_Written instruction_
Give every entry again, word for word and in full.
____ Provided records
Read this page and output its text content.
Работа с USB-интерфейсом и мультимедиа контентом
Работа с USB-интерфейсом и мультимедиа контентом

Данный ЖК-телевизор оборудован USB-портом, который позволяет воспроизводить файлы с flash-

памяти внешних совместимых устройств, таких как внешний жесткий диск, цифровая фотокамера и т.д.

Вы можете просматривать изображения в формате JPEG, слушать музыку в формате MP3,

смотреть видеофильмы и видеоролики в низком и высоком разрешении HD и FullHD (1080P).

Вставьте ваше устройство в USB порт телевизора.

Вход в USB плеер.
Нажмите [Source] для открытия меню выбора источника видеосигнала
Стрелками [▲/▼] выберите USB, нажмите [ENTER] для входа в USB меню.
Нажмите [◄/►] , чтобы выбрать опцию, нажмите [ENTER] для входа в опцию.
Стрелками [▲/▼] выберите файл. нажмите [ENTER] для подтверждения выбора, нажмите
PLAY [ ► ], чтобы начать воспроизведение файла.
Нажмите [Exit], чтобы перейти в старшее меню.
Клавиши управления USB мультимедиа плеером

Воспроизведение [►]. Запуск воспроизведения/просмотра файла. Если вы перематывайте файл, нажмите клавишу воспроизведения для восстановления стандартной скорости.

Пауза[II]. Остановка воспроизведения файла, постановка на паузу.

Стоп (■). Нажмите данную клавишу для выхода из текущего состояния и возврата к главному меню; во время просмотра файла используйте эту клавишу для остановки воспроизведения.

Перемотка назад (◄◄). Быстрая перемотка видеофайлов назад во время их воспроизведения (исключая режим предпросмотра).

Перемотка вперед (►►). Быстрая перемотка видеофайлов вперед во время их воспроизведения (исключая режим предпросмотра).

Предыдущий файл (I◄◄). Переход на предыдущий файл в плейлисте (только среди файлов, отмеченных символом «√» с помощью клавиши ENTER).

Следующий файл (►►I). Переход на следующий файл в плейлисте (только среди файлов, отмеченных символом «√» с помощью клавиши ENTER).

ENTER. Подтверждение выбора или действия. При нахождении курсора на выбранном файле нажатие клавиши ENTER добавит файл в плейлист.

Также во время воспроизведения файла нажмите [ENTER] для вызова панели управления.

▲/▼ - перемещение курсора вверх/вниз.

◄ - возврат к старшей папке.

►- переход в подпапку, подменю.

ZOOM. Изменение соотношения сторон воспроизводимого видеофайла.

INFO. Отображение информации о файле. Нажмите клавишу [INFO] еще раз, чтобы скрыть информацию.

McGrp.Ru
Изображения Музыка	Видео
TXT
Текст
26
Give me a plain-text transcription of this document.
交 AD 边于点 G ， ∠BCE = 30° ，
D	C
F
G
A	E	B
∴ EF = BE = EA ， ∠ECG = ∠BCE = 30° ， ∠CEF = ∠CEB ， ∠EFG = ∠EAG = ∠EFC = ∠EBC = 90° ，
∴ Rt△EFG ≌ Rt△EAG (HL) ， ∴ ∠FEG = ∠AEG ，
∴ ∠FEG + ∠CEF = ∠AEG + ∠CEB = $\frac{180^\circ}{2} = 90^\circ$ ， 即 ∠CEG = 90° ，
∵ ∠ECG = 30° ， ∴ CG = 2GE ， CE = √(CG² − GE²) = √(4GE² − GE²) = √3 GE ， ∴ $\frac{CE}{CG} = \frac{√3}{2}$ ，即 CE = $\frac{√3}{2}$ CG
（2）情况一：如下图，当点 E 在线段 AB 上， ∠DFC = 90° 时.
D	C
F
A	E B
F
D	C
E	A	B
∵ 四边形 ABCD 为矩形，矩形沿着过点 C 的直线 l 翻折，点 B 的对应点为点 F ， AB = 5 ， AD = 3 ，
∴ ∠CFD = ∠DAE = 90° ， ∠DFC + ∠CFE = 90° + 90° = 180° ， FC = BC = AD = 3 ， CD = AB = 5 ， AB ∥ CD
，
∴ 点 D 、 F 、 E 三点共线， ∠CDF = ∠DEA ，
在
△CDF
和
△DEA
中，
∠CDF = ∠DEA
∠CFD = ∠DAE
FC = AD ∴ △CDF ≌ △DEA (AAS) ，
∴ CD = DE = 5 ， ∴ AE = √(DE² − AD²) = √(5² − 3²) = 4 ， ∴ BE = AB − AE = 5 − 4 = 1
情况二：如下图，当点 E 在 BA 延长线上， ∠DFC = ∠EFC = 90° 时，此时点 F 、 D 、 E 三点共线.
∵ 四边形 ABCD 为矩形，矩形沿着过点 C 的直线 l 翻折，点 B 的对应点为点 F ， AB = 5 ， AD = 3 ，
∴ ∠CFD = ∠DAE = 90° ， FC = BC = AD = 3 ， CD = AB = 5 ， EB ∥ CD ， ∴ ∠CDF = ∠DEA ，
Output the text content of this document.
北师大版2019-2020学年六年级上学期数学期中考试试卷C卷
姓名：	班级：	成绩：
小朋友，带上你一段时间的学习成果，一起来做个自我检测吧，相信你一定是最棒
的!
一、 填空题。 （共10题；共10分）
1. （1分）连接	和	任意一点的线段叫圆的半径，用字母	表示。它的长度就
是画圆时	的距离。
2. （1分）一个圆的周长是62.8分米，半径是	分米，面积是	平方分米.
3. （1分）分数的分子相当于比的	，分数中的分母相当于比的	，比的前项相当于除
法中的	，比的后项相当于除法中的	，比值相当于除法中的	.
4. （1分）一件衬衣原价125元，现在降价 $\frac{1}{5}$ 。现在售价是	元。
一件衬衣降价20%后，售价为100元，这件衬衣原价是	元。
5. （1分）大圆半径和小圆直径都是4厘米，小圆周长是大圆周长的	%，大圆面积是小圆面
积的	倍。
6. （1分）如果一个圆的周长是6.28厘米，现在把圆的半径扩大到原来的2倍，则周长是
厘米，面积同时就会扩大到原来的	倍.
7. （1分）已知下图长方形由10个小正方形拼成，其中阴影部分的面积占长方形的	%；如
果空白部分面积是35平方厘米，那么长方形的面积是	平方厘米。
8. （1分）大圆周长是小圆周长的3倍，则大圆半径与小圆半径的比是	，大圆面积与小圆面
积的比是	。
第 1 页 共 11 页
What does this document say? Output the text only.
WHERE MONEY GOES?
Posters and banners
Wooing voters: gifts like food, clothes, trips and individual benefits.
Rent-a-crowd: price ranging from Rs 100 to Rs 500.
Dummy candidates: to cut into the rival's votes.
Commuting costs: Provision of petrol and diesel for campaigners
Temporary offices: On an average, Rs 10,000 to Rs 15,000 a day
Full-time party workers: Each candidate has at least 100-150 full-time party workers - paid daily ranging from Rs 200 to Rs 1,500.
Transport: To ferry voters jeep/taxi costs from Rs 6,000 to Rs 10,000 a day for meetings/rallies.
________
_Output for this exercise_
Read this page and output its text content.
Работа с USB-интерфейсом и мультимедиа контентом
Работа с USB-интерфейсом и мультимедиа контентом

Данный ЖК-телевизор оборудован USB-портом, который позволяет воспроизводить файлы с flash-

памяти внешних совместимых устройств, таких как внешний жесткий диск, цифровая фотокамера и т.д.

Вы можете просматривать изображения в формате JPEG, слушать музыку в формате MP3,

смотреть видеофильмы и видеоролики в низком и высоком разрешении HD и FullHD (1080P).

Вставьте ваше устройство в USB порт телевизора.

Вход в USB плеер.
Нажмите [Source] для открытия меню выбора источника видеосигнала
Стрелками [▲/▼] выберите USB, нажмите [ENTER] для входа в USB меню.
Нажмите [◄/►] , чтобы выбрать опцию, нажмите [ENTER] для входа в опцию.
Стрелками [▲/▼] выберите файл. нажмите [ENTER] для подтверждения выбора, нажмите
PLAY [ ► ], чтобы начать воспроизведение файла.
Нажмите [Exit], чтобы перейти в старшее меню.
Клавиши управления USB мультимедиа плеером

Воспроизведение [►]. Запуск воспроизведения/просмотра файла. Если вы перематывайте файл, нажмите клавишу воспроизведения для восстановления стандартной скорости.

Пауза[II]. Остановка воспроизведения файла, постановка на паузу.

Стоп (■). Нажмите данную клавишу для выхода из текущего состояния и возврата к главному меню; во время просмотра файла используйте эту клавишу для остановки воспроизведения.

Перемотка назад (◄◄). Быстрая перемотка видеофайлов назад во время их воспроизведения (исключая режим предпросмотра).

Перемотка вперед (►►). Быстрая перемотка видеофайлов вперед во время их воспроизведения (исключая режим предпросмотра).

Предыдущий файл (I◄◄). Переход на предыдущий файл в плейлисте (только среди файлов, отмеченных символом «√» с помощью клавиши ENTER).

Следующий файл (►►I). Переход на следующий файл в плейлисте (только среди файлов, отмеченных символом «√» с помощью клавиши ENTER).

ENTER. Подтверждение выбора или действия. При нахождении курсора на выбранном файле нажатие клавиши ENTER добавит файл в плейлист.

Также во время воспроизведения файла нажмите [ENTER] для вызова панели управления.

▲/▼ - перемещение курсора вверх/вниз.

◄ - возврат к старшей папке.

►- переход в подпапку, подменю.

ZOOM. Изменение соотношения сторон воспроизводимого видеофайла.

INFO. Отображение информации о файле. Нажмите клавишу [INFO] еще раз, чтобы скрыть информацию.

McGrp.Ru
Изображения Музыка	Видео
TXT
Текст
26
Give me a plain-text transcription of this document.
交 AD 边于点 G ， ∠BCE = 30° ，
D	C
F
G
A	E	B
∴ EF = BE = EA ， ∠ECG = ∠BCE = 30° ， ∠CEF = ∠CEB ， ∠EFG = ∠EAG = ∠EFC = ∠EBC = 90° ，
∴ Rt△EFG ≌ Rt△EAG (HL) ， ∴ ∠FEG = ∠AEG ，
∴ ∠FEG + ∠CEF = ∠AEG + ∠CEB = $\frac{180^\circ}{2} = 90^\circ$ ， 即 ∠CEG = 90° ，
∵ ∠ECG = 30° ， ∴ CG = 2GE ， CE = √(CG² − GE²) = √(4GE² − GE²) = √3 GE ， ∴ $\frac{CE}{CG} = \frac{√3}{2}$ ，即 CE = $\frac{√3}{2}$ CG
（2）情况一：如下图，当点 E 在线段 AB 上， ∠DFC = 90° 时.
D	C
F
A	E B
F
D	C
E	A	B
∵ 四边形 ABCD 为矩形，矩形沿着过点 C 的直线 l 翻折，点 B 的对应点为点 F ， AB = 5 ， AD = 3 ，
∴ ∠CFD = ∠DAE = 90° ， ∠DFC + ∠CFE = 90° + 90° = 180° ， FC = BC = AD = 3 ， CD = AB = 5 ， AB ∥ CD
，
∴ 点 D 、 F 、 E 三点共线， ∠CDF = ∠DEA ，
在
△CDF
和
△DEA
中，
∠CDF = ∠DEA
∠CFD = ∠DAE
FC = AD ∴ △CDF ≌ △DEA (AAS) ，
∴ CD = DE = 5 ， ∴ AE = √(DE² − AD²) = √(5² − 3²) = 4 ， ∴ BE = AB − AE = 5 − 4 = 1
情况二：如下图，当点 E 在 BA 延长线上， ∠DFC = ∠EFC = 90° 时，此时点 F 、 D 、 E 三点共线.
∵ 四边形 ABCD 为矩形，矩形沿着过点 C 的直线 l 翻折，点 B 的对应点为点 F ， AB = 5 ， AD = 3 ，
∴ ∠CFD = ∠DAE = 90° ， FC = BC = AD = 3 ， CD = AB = 5 ， EB ∥ CD ， ∴ ∠CDF = ∠DEA ，
Output the text content of this document.
北师大版2019-2020学年六年级上学期数学期中考试试卷C卷
姓名：	班级：	成绩：
小朋友，带上你一段时间的学习成果，一起来做个自我检测吧，相信你一定是最棒
的!
一、 填空题。 （共10题；共10分）
1. （1分）连接	和	任意一点的线段叫圆的半径，用字母	表示。它的长度就
是画圆时	的距离。
2. （1分）一个圆的周长是62.8分米，半径是	分米，面积是	平方分米.
3. （1分）分数的分子相当于比的	，分数中的分母相当于比的	，比的前项相当于除
法中的	，比的后项相当于除法中的	，比值相当于除法中的	.
4. （1分）一件衬衣原价125元，现在降价 $\frac{1}{5}$ 。现在售价是	元。
一件衬衣降价20%后，售价为100元，这件衬衣原价是	元。
5. （1分）大圆半径和小圆直径都是4厘米，小圆周长是大圆周长的	%，大圆面积是小圆面
积的	倍。
6. （1分）如果一个圆的周长是6.28厘米，现在把圆的半径扩大到原来的2倍，则周长是
厘米，面积同时就会扩大到原来的	倍.
7. （1分）已知下图长方形由10个小正方形拼成，其中阴影部分的面积占长方形的	%；如
果空白部分面积是35平方厘米，那么长方形的面积是	平方厘米。
8. （1分）大圆周长是小圆周长的3倍，则大圆半径与小圆半径的比是	，大圆面积与小圆面
积的比是	。
第 1 页 共 11 页
What does this document say? Output the text only.
WHERE MONEY GOES?
Posters and banners
Wooing voters: gifts like food, clothes, trips and individual benefits.
Rent-a-crowd: price ranging from Rs 100 to Rs 500.
Dummy candidates: to cut into the rival's votes.
Commuting costs: Provision of petrol and diesel for campaigners
Temporary offices: On an average, Rs 10,000 to Rs 15,000 a day
Full-time party workers: Each candidate has at least 100-150 full-time party workers - paid daily ranging from Rs 200 to Rs 1,500.
Transport: To ferry voters jeep/taxi costs from Rs 6,000 to Rs 10,000 a day for meetings/rallies.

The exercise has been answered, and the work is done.